::: Text section

The Democratic Caucus has placed reversing the education cuts in the #2 spot on its budget priority list, right behind “growing the economy” (see “Education Makes the List”). Education is not a sideshow; it is one of the main issues facing our state in this current budget crisis. Curious, then, that even our Democratic legislators could not wander over to one of these events – some just blocks from their offices. Their absence is frankly appalling. We’ve met face-to-face with these folks, written to them, talked to them on the phone, and been told repeatedly that they “support” public education. Indeed, we can probably count on them to “vote for schools” on the budget.
But that is not enough. We need champions for public education. We need legislators who are willing to publicly take a stand – or at least to stand in public on a street corner with us for a couple hours and talk about our schools. And we need Republicans and Democrats who are willing to stop kicking the can down the road and start dealing with the pension crisis – an enormous failure of our state legislature that has been a slow-moving train wreck for the past twenty years. (I invite you to re-read “Pension History 101” for a primer on this crucial issue.)

::::::
::: Information supplied

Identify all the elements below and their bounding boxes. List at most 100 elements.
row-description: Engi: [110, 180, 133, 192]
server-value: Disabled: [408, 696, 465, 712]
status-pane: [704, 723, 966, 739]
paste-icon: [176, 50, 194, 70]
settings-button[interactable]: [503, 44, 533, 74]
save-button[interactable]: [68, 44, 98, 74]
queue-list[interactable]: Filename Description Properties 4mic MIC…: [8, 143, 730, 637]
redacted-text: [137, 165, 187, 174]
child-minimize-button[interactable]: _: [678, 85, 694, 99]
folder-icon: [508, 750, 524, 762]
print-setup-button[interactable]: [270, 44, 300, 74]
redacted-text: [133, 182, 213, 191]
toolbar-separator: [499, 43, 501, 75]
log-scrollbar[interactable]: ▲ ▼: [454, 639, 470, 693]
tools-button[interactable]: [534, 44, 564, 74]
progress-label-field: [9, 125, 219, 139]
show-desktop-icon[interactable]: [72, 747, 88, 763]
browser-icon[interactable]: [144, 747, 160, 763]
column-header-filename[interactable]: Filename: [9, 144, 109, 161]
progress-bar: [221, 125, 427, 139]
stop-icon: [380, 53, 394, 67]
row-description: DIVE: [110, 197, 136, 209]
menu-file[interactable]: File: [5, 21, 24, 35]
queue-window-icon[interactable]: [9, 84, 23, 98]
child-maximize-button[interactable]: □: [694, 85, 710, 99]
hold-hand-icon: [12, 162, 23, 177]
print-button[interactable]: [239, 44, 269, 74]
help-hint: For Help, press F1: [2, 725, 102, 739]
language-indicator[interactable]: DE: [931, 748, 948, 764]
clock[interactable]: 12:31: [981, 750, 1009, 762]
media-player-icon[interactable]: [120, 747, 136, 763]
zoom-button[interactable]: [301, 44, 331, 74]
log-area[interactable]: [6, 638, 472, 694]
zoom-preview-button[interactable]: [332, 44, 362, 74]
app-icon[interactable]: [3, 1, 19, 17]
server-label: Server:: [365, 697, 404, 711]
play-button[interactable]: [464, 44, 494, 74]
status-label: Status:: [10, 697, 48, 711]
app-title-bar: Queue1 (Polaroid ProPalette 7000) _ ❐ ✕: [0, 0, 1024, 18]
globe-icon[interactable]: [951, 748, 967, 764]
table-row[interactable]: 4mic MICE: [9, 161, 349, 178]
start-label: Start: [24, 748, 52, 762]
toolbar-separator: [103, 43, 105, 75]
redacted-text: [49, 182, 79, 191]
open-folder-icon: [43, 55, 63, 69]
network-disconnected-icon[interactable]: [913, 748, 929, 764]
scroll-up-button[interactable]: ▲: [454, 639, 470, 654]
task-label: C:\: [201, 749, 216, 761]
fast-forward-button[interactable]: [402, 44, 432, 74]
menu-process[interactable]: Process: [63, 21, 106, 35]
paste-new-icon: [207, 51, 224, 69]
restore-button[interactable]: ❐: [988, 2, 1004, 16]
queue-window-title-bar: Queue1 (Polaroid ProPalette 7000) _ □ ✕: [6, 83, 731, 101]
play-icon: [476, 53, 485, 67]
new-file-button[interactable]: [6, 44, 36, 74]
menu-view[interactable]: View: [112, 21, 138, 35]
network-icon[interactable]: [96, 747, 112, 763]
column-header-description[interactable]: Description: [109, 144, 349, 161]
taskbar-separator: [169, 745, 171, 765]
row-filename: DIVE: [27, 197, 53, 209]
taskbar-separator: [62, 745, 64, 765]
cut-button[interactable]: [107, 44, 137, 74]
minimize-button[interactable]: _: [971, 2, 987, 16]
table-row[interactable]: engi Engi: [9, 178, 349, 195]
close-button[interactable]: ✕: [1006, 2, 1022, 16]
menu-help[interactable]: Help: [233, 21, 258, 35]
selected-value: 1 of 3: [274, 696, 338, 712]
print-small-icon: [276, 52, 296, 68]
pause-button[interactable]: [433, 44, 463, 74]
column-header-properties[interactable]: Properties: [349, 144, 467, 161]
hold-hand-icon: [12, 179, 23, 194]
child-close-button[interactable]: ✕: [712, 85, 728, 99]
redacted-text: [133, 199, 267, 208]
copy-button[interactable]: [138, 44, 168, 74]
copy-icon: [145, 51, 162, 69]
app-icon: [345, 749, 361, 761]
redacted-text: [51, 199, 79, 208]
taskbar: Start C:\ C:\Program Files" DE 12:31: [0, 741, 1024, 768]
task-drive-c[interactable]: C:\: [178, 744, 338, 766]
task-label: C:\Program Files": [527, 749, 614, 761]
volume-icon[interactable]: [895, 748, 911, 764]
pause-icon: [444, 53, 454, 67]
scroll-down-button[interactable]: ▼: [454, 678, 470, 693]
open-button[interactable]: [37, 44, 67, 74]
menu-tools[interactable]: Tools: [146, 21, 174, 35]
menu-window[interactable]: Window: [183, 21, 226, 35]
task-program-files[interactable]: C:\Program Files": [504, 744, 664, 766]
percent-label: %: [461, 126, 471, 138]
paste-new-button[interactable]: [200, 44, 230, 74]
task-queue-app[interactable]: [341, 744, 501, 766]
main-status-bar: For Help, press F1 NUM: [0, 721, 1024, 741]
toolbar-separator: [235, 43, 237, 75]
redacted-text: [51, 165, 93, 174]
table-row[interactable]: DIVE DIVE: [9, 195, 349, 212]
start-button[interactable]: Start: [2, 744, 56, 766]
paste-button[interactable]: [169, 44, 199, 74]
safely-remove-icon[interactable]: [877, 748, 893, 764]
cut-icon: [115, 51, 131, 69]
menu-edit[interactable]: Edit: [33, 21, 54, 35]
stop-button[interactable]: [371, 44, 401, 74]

::::::

* [What needs to be done]: In the text on education and the state budget, what rank does the Democratic Caucus give reversing the education cuts on its budget priority list?

* [Answer]: Reversing the education cuts is in the #2 spot, right behind "growing the economy."